===== Record excerpts =====
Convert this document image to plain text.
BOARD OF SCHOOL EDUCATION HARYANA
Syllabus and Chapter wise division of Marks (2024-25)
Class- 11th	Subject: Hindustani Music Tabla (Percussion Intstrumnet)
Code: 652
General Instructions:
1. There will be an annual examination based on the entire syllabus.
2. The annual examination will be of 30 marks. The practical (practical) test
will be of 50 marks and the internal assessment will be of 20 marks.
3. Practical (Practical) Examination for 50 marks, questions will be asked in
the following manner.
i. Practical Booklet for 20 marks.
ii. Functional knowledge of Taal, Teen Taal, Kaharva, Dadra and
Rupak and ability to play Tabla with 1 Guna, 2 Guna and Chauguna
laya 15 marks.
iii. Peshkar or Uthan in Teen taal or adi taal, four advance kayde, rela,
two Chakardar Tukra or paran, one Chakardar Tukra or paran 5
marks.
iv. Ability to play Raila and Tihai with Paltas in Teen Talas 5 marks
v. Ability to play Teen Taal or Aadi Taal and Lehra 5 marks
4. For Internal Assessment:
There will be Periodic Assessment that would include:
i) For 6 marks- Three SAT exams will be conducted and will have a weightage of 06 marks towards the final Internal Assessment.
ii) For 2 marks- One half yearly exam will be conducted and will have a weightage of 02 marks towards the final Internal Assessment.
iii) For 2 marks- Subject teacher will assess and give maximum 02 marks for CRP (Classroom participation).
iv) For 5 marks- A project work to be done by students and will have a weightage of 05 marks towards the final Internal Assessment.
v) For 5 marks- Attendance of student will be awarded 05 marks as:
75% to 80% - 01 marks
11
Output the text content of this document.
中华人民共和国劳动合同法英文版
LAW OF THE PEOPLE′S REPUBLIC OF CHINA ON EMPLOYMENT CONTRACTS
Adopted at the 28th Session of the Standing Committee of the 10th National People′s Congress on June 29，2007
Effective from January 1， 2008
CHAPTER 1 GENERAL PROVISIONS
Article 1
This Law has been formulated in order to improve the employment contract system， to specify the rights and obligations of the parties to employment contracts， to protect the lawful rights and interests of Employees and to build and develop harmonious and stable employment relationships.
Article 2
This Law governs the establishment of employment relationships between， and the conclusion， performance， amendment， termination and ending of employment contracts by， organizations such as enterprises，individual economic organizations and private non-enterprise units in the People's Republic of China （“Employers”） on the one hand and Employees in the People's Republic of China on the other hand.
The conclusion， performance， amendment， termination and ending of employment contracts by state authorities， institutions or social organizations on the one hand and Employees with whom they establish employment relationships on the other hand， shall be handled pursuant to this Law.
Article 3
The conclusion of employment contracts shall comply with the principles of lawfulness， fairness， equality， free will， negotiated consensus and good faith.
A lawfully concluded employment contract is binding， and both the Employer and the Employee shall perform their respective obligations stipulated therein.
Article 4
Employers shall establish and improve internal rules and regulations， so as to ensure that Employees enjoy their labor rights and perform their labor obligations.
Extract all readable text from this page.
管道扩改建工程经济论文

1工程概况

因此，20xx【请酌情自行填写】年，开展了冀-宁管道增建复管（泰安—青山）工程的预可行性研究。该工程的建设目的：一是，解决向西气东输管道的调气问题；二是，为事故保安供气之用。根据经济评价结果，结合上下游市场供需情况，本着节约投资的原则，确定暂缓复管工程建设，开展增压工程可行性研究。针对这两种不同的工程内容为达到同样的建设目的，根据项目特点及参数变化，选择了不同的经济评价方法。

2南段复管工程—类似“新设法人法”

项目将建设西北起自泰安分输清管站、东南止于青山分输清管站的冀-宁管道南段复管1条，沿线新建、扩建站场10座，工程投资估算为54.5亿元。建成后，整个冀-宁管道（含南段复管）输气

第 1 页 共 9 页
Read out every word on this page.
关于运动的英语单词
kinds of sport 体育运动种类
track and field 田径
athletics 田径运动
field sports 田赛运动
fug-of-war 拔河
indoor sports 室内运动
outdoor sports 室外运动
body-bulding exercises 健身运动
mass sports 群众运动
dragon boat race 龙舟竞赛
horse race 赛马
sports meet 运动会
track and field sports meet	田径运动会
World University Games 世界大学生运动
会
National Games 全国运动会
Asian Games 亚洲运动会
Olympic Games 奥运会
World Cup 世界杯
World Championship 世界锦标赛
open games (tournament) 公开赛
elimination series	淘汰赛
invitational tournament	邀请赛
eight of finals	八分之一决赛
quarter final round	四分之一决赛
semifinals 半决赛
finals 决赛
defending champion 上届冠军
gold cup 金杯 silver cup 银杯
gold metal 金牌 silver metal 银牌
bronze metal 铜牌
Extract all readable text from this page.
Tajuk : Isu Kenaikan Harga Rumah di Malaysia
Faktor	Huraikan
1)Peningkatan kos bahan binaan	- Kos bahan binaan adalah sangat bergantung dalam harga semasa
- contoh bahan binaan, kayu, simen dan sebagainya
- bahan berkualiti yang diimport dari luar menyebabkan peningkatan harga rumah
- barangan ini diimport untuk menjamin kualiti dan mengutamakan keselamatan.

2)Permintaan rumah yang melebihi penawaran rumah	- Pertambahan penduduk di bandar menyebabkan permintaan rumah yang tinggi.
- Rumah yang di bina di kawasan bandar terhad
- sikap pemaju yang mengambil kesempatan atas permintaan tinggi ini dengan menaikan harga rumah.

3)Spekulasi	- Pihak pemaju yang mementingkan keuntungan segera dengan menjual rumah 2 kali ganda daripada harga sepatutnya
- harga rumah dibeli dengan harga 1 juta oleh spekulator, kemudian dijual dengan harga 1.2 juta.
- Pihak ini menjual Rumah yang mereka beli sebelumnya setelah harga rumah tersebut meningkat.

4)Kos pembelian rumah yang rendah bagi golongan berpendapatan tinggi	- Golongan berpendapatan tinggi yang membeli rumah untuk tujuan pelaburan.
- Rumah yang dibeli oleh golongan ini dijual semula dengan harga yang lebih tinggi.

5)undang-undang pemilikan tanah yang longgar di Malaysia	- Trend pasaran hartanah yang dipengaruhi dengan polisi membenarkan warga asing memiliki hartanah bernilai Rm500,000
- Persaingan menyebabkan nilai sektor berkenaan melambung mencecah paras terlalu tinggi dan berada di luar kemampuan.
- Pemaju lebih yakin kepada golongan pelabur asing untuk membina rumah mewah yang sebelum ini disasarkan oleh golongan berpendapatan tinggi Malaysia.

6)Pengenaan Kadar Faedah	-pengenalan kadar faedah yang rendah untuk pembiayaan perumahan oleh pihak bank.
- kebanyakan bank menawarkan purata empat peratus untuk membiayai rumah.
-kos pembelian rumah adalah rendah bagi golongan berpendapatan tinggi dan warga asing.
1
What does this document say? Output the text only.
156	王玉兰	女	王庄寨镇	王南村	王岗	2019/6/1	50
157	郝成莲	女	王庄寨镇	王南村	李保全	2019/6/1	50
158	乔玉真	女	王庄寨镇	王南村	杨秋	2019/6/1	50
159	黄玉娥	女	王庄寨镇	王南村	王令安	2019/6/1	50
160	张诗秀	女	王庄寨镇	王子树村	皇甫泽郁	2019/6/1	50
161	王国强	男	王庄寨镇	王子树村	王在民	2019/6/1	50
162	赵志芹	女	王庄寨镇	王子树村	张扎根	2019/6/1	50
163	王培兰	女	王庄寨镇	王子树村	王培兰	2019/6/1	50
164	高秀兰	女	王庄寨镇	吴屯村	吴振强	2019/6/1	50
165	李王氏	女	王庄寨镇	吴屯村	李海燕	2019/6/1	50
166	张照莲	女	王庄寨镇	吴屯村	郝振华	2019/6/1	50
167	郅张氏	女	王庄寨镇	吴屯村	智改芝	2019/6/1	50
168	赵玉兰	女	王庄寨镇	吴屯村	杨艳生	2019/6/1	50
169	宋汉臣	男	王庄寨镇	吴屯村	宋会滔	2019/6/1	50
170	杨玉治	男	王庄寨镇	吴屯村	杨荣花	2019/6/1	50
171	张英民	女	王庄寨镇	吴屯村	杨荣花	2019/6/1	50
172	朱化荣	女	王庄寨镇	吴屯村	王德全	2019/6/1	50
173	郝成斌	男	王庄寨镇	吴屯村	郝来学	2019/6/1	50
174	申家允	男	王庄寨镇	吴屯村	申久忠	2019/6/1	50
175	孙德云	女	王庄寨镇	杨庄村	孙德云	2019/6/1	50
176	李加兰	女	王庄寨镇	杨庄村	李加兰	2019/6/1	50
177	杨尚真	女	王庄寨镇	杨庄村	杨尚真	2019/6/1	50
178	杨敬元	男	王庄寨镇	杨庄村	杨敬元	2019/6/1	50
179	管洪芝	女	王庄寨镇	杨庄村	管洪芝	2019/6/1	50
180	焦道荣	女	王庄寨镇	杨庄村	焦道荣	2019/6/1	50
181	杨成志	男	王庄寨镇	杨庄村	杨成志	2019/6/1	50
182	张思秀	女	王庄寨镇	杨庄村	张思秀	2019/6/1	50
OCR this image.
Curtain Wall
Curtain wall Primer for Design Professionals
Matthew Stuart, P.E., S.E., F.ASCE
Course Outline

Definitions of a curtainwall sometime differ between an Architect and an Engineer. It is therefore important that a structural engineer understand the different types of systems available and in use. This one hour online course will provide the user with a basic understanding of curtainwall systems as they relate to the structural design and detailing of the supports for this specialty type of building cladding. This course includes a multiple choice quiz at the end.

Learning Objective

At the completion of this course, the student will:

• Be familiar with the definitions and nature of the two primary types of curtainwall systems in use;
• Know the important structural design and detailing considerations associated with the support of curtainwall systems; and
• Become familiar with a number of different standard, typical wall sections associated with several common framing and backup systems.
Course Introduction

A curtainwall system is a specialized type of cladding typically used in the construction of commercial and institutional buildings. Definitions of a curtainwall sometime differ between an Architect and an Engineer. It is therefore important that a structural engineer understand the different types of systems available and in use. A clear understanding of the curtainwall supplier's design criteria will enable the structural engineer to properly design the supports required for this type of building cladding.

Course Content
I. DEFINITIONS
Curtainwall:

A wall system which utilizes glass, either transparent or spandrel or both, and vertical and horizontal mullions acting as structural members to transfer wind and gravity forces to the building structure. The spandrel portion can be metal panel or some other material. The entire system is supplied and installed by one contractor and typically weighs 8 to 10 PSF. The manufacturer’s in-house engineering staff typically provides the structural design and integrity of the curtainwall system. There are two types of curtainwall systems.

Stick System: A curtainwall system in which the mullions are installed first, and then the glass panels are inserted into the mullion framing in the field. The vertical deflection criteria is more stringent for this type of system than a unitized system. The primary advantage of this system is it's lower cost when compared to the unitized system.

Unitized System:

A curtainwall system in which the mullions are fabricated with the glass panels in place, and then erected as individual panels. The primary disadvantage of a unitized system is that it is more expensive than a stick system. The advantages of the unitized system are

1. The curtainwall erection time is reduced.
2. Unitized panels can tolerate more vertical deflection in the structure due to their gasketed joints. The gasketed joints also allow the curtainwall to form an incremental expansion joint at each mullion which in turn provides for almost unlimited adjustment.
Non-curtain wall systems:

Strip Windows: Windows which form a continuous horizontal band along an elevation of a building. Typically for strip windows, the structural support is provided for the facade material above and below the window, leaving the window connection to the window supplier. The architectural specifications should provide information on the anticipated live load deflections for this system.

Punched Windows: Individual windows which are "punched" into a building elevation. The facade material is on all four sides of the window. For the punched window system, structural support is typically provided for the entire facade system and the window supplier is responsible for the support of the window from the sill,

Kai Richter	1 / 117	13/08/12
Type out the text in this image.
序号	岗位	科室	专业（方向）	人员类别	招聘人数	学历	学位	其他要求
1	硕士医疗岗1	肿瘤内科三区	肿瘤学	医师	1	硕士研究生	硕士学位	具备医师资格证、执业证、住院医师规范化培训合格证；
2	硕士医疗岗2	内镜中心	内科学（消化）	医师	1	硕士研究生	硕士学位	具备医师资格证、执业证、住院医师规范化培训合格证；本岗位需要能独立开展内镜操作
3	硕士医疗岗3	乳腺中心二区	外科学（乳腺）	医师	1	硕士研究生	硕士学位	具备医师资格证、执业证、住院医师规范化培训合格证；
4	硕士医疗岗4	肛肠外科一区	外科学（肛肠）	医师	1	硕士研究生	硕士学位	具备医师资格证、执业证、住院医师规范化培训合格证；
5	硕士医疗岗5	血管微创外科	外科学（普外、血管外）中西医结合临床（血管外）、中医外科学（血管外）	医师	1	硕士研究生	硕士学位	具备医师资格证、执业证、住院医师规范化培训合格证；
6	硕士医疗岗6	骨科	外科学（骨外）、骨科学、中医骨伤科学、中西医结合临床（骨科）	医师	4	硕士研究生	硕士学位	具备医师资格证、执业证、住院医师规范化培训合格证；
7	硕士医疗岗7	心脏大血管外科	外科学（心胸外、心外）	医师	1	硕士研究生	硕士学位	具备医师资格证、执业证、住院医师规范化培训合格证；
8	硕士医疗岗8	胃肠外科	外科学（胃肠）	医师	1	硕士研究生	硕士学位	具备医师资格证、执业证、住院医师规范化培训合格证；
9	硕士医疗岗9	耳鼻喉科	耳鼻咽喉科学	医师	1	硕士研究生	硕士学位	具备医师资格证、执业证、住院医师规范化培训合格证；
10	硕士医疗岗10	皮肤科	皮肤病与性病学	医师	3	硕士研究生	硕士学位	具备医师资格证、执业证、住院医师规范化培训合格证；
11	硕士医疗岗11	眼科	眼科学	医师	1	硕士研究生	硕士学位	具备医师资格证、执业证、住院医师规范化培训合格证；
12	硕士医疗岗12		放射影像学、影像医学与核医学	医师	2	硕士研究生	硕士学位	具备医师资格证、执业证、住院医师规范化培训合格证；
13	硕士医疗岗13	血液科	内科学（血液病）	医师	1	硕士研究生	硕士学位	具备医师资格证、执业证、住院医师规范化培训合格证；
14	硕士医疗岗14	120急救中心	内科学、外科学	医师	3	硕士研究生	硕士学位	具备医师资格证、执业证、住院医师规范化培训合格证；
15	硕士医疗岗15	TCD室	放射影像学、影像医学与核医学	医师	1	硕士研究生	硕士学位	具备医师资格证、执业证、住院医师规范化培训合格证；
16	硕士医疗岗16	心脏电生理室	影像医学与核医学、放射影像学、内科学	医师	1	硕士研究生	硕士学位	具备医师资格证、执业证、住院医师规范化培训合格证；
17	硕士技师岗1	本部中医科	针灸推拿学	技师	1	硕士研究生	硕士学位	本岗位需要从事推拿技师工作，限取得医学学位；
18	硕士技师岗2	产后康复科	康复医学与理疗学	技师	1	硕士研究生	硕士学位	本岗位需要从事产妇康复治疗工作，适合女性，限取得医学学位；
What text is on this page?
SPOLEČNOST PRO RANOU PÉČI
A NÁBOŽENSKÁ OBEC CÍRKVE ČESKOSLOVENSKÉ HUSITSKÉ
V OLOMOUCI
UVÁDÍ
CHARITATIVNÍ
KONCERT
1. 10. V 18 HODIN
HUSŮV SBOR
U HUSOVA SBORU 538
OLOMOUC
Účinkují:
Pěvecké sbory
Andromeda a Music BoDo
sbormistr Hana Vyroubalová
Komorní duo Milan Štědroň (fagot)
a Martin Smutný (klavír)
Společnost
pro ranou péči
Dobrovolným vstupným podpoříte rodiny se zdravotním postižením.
=====
• [Short exercise]: Scan the entries above. Copy each line that has the string "pembelian".

• [The completed task]:
4)Kos pembelian rumah yang rendah bagi golongan berpendapatan tinggi	- Golongan berpendapatan tinggi yang membeli rumah untuk tujuan pelaburan.
-kos pembelian rumah adalah rendah bagi golongan berpendapatan tinggi dan warga asing.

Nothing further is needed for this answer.